TASK INPUT:

....

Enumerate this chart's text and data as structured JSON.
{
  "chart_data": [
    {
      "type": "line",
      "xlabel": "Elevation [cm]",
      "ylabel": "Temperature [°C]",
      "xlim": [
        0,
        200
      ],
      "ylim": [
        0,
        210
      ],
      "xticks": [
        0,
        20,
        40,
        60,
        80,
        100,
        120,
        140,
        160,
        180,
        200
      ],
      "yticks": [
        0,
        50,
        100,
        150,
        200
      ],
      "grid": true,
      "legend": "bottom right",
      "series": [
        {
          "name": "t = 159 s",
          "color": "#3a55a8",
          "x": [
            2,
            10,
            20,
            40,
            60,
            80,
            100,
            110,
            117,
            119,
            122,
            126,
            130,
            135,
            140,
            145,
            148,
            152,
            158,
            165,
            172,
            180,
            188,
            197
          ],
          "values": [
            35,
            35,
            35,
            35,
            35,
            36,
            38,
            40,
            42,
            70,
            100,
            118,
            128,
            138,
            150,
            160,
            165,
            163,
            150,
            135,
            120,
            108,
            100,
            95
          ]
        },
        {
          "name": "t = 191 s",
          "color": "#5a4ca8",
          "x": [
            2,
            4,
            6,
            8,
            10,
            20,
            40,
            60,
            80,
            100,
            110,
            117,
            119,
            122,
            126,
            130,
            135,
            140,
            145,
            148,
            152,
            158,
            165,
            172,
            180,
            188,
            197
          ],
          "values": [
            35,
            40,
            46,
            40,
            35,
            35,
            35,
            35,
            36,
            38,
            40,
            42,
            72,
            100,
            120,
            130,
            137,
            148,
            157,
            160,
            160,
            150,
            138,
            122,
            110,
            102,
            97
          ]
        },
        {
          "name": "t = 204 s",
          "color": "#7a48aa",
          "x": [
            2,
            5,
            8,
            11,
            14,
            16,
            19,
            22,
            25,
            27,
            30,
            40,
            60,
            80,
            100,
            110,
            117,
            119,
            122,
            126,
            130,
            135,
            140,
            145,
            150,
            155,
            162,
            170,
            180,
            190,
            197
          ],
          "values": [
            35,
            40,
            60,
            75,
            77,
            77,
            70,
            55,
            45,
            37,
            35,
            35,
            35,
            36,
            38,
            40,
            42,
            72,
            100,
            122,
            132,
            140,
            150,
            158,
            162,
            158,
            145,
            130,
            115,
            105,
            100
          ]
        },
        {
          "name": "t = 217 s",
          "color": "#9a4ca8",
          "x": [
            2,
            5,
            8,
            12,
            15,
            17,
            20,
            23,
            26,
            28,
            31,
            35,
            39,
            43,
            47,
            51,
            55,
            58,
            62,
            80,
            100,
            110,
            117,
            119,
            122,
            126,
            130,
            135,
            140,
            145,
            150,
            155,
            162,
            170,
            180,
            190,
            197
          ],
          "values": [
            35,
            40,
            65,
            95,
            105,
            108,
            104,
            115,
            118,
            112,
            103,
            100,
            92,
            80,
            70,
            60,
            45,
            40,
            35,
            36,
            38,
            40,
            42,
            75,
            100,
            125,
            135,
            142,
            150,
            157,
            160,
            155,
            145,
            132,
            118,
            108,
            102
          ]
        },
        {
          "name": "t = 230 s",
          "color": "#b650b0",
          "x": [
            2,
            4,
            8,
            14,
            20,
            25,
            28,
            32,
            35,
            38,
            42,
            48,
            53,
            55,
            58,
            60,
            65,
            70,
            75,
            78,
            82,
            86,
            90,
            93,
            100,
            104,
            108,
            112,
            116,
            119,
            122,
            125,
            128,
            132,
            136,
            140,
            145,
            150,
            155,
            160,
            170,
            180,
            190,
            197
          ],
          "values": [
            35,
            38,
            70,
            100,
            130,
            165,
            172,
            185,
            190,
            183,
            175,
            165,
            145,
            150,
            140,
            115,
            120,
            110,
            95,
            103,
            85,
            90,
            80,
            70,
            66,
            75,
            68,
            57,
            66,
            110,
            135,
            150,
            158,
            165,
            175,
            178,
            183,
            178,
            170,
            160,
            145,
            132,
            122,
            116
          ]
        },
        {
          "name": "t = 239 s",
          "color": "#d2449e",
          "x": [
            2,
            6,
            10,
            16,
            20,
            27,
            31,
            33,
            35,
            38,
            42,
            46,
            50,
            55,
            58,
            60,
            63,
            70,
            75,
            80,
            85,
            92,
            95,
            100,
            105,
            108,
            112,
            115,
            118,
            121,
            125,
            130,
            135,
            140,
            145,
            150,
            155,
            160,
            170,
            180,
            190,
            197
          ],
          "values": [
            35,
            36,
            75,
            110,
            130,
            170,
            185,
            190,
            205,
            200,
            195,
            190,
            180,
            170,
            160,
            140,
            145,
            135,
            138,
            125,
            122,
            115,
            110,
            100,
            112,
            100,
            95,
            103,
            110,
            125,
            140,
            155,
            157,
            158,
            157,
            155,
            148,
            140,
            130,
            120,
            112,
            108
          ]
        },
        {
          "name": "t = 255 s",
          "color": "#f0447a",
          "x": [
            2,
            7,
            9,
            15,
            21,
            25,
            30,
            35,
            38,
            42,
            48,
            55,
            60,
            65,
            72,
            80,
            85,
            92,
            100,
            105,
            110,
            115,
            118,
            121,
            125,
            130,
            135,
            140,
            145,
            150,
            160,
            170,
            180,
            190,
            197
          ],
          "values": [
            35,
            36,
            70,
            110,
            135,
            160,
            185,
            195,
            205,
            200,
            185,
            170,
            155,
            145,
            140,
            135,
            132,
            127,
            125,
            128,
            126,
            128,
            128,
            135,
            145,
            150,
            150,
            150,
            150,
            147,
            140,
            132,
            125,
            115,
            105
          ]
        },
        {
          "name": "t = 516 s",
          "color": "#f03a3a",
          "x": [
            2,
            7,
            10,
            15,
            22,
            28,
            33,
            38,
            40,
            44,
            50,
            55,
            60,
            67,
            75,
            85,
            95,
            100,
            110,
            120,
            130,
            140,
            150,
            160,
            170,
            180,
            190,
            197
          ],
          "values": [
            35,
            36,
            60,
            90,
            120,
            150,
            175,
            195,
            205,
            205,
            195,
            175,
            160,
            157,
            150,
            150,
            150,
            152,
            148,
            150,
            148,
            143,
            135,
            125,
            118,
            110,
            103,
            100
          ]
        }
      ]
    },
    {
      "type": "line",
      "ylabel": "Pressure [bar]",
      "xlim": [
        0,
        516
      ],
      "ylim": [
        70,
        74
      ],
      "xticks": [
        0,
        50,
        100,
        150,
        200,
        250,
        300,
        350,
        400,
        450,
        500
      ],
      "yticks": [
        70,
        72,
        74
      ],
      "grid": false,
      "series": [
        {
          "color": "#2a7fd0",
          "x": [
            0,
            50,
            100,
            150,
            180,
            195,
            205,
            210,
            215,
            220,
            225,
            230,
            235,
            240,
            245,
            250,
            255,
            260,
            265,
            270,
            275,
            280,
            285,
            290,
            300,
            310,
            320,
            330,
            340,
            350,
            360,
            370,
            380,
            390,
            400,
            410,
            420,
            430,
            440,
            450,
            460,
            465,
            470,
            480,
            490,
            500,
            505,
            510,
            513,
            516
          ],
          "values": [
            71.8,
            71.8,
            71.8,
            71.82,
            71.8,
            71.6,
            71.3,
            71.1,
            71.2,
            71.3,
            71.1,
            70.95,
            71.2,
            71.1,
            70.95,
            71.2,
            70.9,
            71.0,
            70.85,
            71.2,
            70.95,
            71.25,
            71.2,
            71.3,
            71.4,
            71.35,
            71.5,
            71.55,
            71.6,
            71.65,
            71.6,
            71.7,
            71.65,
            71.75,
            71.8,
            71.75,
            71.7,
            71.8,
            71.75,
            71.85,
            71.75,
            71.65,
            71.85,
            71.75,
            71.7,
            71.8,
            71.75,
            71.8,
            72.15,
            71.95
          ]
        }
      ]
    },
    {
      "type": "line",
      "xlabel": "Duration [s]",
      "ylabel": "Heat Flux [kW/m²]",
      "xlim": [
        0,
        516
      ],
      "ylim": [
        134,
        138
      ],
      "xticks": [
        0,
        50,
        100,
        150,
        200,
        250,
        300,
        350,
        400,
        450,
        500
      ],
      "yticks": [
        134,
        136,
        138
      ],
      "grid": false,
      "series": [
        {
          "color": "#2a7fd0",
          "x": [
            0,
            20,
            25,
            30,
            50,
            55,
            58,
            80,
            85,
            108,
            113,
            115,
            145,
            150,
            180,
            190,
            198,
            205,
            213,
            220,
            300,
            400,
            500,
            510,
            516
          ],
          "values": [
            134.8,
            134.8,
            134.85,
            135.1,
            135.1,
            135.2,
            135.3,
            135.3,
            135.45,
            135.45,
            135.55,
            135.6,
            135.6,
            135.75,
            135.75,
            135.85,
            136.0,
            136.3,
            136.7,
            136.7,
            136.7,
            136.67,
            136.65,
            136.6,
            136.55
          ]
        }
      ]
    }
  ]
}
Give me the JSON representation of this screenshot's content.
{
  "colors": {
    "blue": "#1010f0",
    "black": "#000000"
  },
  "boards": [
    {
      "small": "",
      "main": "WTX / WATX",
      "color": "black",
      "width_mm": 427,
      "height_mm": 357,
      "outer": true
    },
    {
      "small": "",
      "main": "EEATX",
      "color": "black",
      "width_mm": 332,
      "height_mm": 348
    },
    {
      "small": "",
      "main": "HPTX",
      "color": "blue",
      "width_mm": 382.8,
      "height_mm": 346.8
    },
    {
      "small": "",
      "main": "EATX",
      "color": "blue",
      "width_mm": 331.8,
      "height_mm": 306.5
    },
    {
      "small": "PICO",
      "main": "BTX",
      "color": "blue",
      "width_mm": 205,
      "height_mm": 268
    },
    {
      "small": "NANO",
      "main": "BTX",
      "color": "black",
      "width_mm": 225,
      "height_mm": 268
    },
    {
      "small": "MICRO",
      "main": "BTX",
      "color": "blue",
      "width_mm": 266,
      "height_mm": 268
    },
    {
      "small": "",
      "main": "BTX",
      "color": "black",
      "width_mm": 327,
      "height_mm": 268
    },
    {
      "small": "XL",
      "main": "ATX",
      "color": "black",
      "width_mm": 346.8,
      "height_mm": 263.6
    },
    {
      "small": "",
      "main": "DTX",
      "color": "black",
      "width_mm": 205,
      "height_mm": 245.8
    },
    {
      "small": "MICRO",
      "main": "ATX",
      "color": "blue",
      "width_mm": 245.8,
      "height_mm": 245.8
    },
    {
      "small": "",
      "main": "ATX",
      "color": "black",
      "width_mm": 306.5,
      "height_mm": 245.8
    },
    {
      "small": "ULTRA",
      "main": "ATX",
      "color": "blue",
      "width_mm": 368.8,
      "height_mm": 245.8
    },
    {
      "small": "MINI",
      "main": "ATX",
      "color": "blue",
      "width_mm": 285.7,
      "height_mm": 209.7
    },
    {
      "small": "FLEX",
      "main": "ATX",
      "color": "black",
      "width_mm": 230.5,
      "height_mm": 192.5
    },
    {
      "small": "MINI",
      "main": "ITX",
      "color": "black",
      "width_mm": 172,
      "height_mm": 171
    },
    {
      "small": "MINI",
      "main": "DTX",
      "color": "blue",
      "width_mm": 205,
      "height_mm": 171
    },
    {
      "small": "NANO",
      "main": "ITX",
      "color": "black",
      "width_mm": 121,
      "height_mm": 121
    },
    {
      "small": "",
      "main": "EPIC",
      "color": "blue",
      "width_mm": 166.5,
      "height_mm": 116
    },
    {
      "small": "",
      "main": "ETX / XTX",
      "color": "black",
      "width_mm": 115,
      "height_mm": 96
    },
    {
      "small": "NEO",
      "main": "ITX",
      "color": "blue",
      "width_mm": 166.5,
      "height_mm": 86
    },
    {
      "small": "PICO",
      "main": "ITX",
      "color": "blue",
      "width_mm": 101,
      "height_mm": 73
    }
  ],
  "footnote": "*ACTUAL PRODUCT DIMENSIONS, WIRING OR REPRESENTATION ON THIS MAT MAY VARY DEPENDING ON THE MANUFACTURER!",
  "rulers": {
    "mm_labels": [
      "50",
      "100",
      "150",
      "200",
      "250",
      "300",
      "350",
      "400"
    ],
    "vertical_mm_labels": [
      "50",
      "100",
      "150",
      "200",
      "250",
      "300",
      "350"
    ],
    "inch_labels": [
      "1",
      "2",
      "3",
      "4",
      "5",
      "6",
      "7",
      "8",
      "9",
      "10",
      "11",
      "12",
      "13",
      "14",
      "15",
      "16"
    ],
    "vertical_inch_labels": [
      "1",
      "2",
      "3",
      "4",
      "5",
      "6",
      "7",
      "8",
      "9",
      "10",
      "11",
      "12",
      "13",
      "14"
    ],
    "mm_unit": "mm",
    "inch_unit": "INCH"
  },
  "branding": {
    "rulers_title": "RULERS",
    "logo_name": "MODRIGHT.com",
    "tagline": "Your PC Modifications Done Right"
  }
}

....

THE PROBLEM:
Collect the complete line wherever the string "JSON" appears in the records.

RESPONSE BELOW:
Enumerate this chart's text and data as structured JSON.
Give me the JSON representation of this screenshot's content.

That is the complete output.